__THE REQUEST__
Identify the lines holding "Pleistocene" and copy them.

[start GIVEN ENTRIES]

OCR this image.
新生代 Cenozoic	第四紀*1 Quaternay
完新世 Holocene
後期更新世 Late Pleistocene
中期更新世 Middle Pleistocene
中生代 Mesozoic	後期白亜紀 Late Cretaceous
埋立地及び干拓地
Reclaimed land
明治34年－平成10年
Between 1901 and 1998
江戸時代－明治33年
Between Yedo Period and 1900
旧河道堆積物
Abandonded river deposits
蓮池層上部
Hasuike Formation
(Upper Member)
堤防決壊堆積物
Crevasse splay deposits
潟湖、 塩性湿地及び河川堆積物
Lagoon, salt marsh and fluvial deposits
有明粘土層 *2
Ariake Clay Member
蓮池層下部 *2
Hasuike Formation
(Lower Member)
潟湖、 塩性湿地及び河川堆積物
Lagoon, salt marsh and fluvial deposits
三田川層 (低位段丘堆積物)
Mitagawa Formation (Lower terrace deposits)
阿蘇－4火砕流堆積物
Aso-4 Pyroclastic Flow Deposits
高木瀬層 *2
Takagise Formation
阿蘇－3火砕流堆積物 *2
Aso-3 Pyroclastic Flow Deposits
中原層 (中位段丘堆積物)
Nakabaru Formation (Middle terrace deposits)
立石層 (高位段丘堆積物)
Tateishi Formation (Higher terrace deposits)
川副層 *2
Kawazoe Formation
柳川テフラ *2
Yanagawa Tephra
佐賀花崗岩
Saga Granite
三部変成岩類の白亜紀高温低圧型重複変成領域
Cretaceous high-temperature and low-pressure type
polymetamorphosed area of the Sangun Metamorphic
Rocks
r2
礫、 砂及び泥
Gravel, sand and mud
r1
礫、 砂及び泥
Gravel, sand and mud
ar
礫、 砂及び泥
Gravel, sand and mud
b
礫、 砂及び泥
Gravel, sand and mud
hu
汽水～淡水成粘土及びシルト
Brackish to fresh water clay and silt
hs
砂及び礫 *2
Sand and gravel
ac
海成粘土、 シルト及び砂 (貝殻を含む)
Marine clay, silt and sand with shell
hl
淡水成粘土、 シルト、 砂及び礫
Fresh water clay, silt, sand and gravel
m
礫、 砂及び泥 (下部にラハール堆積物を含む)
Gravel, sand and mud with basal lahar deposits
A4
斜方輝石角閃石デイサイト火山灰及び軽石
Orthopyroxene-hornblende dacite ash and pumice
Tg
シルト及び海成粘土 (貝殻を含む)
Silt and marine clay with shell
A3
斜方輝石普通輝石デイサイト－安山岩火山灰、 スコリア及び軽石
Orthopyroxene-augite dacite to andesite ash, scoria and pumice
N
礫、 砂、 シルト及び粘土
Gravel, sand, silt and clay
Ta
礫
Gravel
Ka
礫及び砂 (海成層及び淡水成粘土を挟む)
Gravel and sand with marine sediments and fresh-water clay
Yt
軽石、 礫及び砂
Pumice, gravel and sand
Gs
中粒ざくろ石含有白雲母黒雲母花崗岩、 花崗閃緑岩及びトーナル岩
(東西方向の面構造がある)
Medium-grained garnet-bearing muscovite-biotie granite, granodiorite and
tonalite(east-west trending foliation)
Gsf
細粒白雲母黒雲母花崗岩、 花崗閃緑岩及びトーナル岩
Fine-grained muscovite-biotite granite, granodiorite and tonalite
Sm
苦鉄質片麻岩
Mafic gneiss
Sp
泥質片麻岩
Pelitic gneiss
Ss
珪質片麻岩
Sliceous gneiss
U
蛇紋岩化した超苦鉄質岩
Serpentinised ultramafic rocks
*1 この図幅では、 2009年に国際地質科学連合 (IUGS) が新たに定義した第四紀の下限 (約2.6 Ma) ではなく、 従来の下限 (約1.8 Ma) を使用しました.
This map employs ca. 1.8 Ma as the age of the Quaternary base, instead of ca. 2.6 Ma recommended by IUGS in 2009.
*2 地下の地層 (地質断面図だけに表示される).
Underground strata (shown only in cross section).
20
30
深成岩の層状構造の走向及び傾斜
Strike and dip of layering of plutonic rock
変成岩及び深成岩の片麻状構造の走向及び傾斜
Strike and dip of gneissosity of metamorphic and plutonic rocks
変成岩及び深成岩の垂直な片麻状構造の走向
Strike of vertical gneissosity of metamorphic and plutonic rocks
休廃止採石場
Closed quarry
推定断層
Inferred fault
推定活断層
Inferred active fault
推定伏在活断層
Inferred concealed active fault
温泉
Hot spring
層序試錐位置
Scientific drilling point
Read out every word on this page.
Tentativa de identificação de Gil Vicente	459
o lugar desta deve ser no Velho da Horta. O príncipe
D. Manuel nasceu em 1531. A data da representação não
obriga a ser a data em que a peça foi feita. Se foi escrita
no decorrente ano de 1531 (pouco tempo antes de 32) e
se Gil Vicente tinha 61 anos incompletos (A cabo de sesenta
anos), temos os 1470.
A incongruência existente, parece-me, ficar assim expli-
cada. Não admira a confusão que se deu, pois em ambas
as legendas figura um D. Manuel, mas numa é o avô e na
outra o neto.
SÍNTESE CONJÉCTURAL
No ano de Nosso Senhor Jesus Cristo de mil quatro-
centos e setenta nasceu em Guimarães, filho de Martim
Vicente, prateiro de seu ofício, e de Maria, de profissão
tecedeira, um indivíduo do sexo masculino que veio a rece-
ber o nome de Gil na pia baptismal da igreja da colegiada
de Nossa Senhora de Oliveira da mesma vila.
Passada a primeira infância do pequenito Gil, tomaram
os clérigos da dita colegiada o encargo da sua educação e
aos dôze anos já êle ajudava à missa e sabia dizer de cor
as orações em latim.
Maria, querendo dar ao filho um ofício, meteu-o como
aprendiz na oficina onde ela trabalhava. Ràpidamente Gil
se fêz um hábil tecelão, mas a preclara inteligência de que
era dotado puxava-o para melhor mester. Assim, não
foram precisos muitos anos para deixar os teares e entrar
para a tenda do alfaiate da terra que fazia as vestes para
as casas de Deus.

[end GIVEN ENTRIES]

__THE REPLY__
後期更新世 Late Pleistocene
中期更新世 Middle Pleistocene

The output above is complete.